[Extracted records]
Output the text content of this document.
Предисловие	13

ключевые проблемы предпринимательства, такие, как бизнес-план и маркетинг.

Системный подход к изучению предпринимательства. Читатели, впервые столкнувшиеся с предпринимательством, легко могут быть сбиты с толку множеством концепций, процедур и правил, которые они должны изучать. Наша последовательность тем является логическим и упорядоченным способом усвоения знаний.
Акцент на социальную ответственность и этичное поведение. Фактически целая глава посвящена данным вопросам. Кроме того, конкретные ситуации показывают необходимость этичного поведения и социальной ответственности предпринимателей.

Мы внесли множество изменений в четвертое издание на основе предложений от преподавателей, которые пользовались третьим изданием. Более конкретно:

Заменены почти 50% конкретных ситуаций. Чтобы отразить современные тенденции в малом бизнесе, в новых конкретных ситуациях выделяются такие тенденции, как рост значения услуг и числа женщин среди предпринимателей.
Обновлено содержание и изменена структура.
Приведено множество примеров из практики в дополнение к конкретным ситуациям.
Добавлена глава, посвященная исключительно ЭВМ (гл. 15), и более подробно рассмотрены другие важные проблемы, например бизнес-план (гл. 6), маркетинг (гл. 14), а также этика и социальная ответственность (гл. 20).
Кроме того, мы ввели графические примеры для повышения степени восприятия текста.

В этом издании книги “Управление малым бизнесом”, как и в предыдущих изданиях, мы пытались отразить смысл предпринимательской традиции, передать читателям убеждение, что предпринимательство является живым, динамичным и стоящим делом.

• **SET PROBLEM**: From the material given, work out how many lines hold the string "глава"; state that number and nothing further.

• **FINAL RESULT**: 2